-- BEGIN The data --

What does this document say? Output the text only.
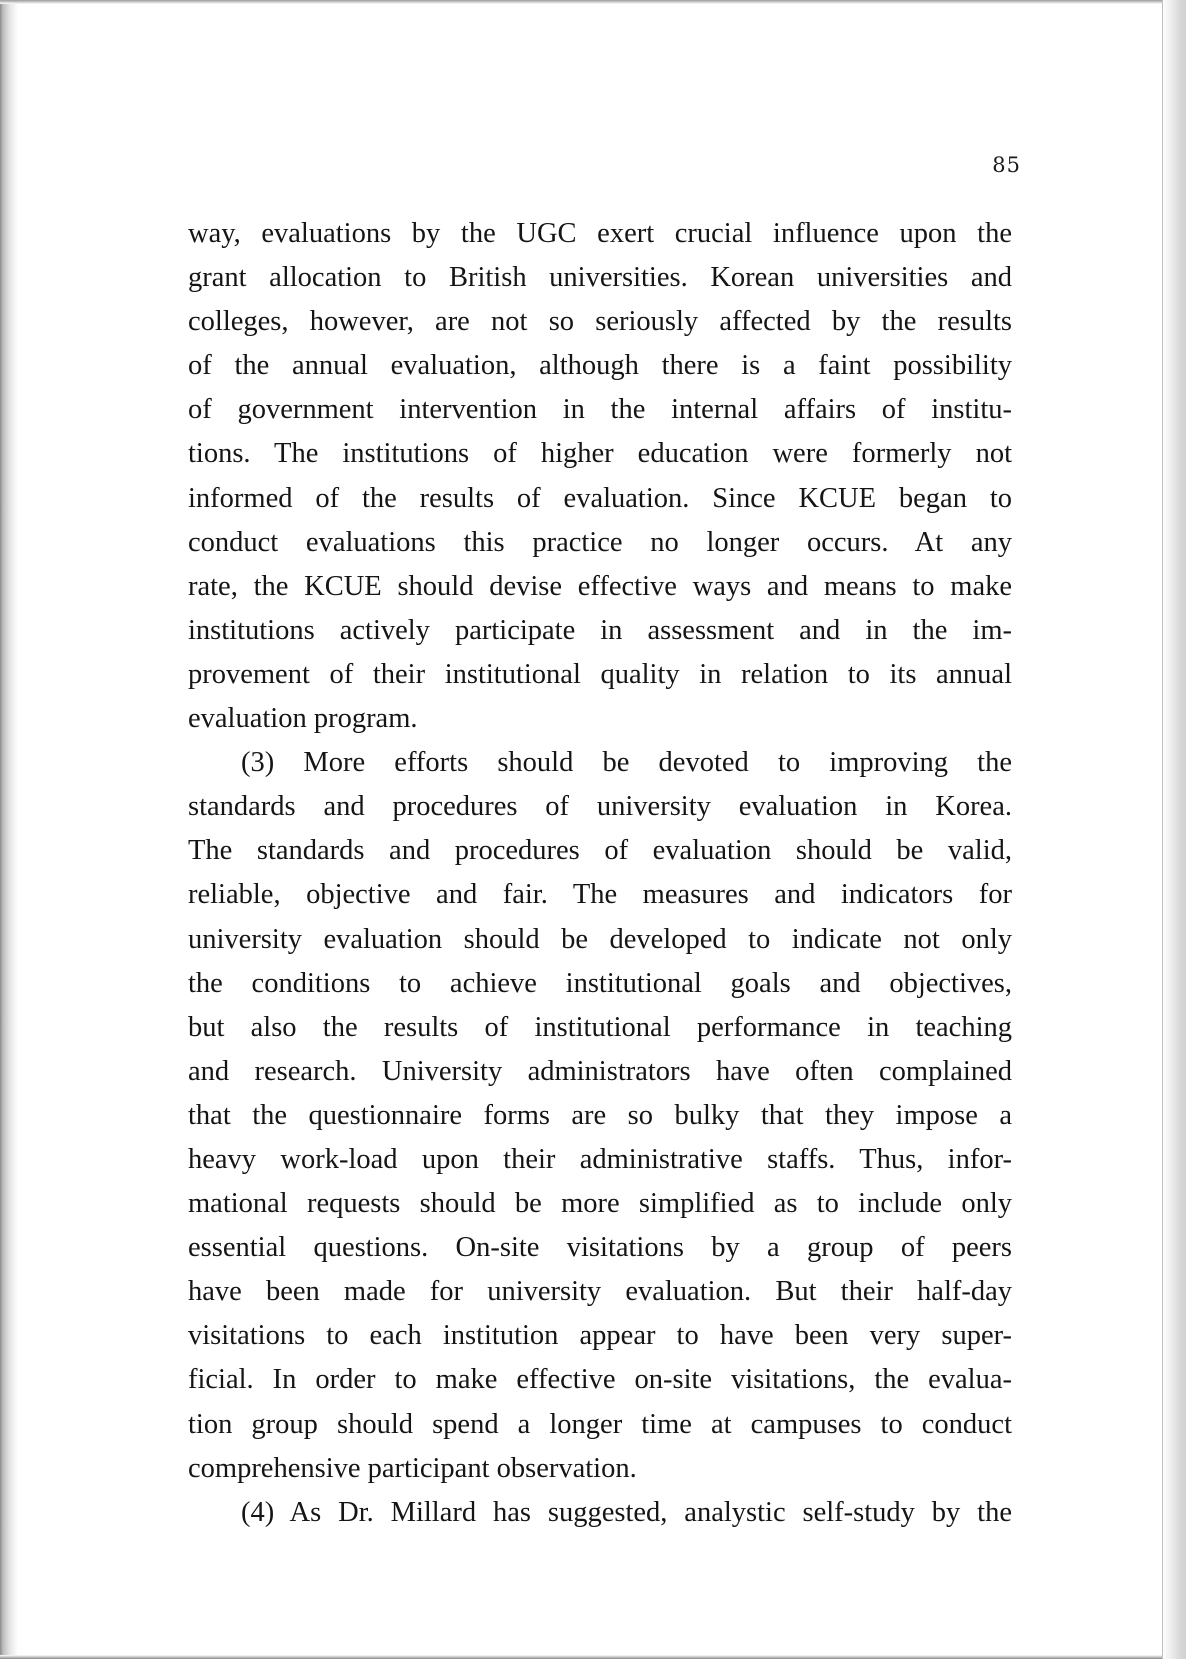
85

way, evaluations by the UGC exert crucial influence upon the
grant allocation to British universities. Korean universities and
colleges, however, are not so seriously affected by the results
of the annual evaluation, although there is a faint possibility
of government intervention in the internal affairs of institu-
tions. The institutions of higher education were formerly not
informed of the results of evaluation. Since KCUE began to
conduct evaluations this practice no longer occurs. At any
rate, the KCUE should devise effective ways and means to make
institutions actively participate in assessment and in the im-
provement of their institutional quality in relation to its annual
evaluation program.

(3) More efforts should be devoted to improving the
standards and procedures of university evaluation in Korea.
The standards and procedures of evaluation should be valid,
reliable, objective and fair. The measures and indicators for
university evaluation should be developed to indicate not only
the conditions to achieve institutional goals and objectives,
but also the results of institutional performance in teaching
and research. University administrators have often complained
that the questionnaire forms are so bulky that they impose a
heavy work-load upon their administrative staffs. Thus, infor-
mational requests should be more simplified as to include only
essential questions. On-site visitations by a group of peers
have been made for university evaluation. But their half-day
visitations to each institution appear to have been very super-
ficial. In order to make effective on-site visitations, the evalua-
tion group should spend a longer time at campuses to conduct
comprehensive participant observation.

(4) As Dr. Millard has suggested, analystic self-study by the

-- END The data --

Instruction
Provide only the count of lines in the material above that hold the word "been".

Output below
2